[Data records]
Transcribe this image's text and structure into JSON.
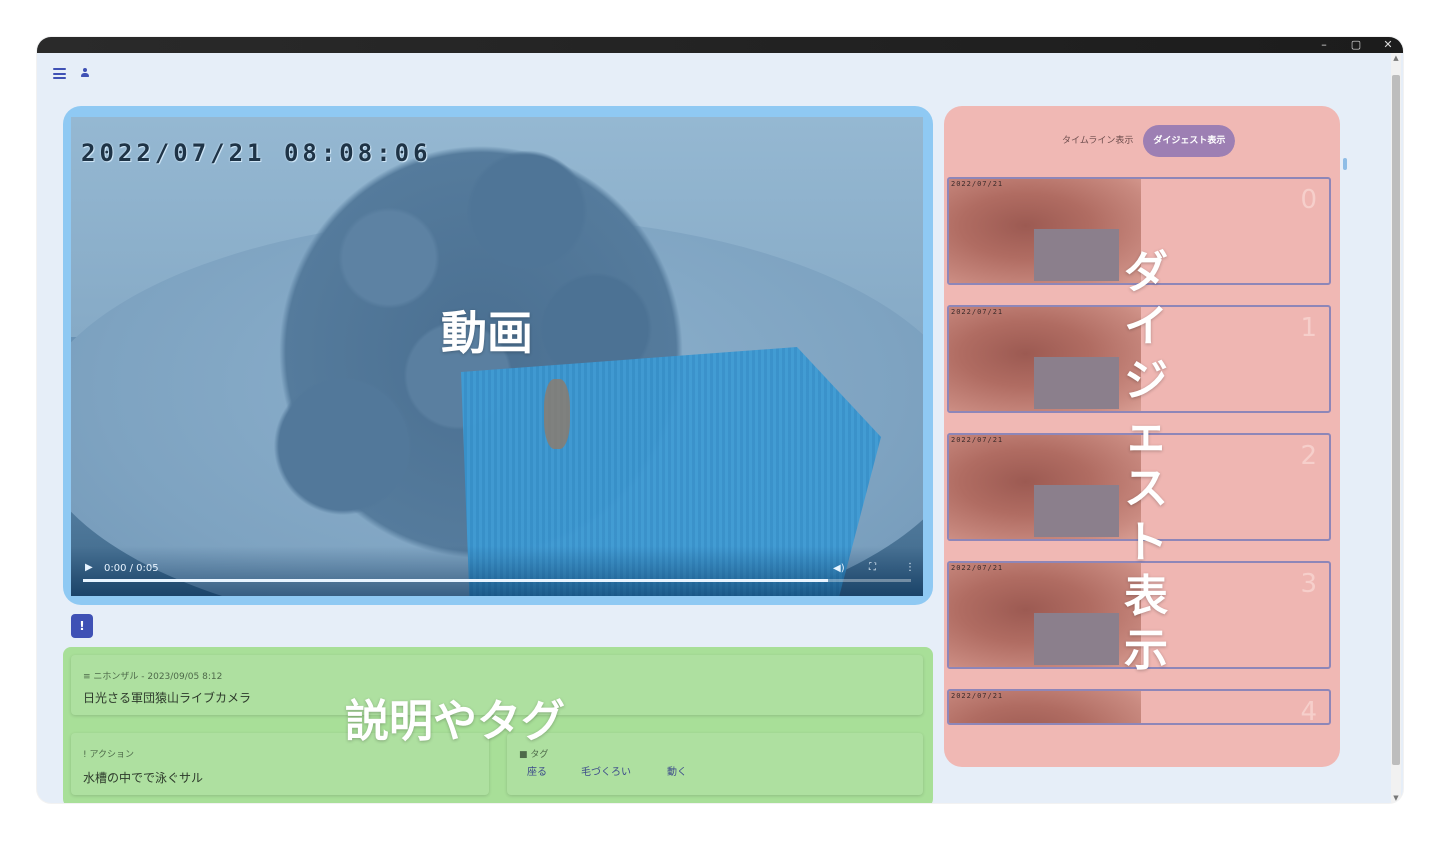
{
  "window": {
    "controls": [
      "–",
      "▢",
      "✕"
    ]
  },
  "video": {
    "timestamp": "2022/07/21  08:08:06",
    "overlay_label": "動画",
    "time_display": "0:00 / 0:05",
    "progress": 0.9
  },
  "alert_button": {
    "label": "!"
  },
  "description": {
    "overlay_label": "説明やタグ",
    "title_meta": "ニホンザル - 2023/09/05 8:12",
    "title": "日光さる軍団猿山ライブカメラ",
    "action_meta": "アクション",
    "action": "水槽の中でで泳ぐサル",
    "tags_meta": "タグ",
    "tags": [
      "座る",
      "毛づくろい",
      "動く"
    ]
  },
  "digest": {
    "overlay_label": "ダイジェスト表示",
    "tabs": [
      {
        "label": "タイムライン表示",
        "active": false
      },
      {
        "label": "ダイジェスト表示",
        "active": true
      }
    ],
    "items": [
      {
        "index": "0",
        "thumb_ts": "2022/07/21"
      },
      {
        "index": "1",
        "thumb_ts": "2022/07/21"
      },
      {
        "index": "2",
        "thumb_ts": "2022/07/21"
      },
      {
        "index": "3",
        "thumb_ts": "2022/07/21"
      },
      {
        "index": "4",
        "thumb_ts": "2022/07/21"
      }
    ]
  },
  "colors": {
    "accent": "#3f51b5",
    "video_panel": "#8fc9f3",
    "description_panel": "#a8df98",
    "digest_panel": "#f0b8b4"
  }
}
* * *
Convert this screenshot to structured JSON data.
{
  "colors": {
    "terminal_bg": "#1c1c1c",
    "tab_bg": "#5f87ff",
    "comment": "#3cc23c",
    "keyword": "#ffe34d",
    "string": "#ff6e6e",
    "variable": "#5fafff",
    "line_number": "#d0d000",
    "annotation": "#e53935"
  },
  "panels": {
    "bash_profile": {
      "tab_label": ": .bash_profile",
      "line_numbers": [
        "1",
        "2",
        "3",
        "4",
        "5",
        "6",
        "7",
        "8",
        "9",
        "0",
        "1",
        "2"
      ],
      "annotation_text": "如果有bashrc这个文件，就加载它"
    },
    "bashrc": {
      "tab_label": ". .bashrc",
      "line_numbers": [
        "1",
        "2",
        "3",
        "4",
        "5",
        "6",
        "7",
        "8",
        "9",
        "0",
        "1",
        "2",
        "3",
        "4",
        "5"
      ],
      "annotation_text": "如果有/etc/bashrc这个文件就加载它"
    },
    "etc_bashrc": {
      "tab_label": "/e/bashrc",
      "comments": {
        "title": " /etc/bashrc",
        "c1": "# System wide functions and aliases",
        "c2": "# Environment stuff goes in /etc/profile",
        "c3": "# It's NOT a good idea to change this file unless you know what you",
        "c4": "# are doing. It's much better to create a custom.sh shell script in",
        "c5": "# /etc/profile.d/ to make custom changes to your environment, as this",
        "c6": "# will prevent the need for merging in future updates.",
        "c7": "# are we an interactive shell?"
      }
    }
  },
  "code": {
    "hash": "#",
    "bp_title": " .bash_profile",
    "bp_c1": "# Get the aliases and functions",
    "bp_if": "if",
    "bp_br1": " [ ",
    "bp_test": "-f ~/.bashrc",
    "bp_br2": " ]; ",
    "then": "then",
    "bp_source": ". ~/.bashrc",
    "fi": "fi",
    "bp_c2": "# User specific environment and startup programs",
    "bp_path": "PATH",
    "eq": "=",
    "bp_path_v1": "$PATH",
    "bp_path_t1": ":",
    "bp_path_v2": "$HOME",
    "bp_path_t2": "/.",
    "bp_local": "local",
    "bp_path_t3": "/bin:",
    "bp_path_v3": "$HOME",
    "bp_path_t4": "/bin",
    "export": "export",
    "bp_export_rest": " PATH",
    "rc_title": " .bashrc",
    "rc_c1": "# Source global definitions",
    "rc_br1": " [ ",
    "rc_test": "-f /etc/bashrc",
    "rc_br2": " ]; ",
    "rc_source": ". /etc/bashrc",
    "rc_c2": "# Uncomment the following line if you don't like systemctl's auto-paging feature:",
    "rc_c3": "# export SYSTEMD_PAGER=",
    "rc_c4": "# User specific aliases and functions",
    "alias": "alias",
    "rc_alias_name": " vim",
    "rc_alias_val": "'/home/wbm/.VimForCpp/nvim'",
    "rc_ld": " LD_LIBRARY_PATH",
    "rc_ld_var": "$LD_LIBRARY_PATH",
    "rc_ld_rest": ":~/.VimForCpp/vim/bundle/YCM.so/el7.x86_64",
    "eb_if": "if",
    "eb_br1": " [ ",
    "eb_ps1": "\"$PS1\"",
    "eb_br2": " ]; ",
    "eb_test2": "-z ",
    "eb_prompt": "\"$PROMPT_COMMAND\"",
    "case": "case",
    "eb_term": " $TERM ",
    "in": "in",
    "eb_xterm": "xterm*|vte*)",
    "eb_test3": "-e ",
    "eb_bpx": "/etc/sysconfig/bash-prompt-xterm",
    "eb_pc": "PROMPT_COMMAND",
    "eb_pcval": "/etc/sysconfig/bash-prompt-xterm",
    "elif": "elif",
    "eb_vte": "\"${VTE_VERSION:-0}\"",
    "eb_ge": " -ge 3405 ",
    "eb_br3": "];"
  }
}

__WRITTEN EXERCISE__
Copy each line of the entries that includes the word "specific".

__FULL SOLUTION__
    "bp_c2": "# User specific environment and startup programs",
    "rc_c4": "# User specific aliases and functions",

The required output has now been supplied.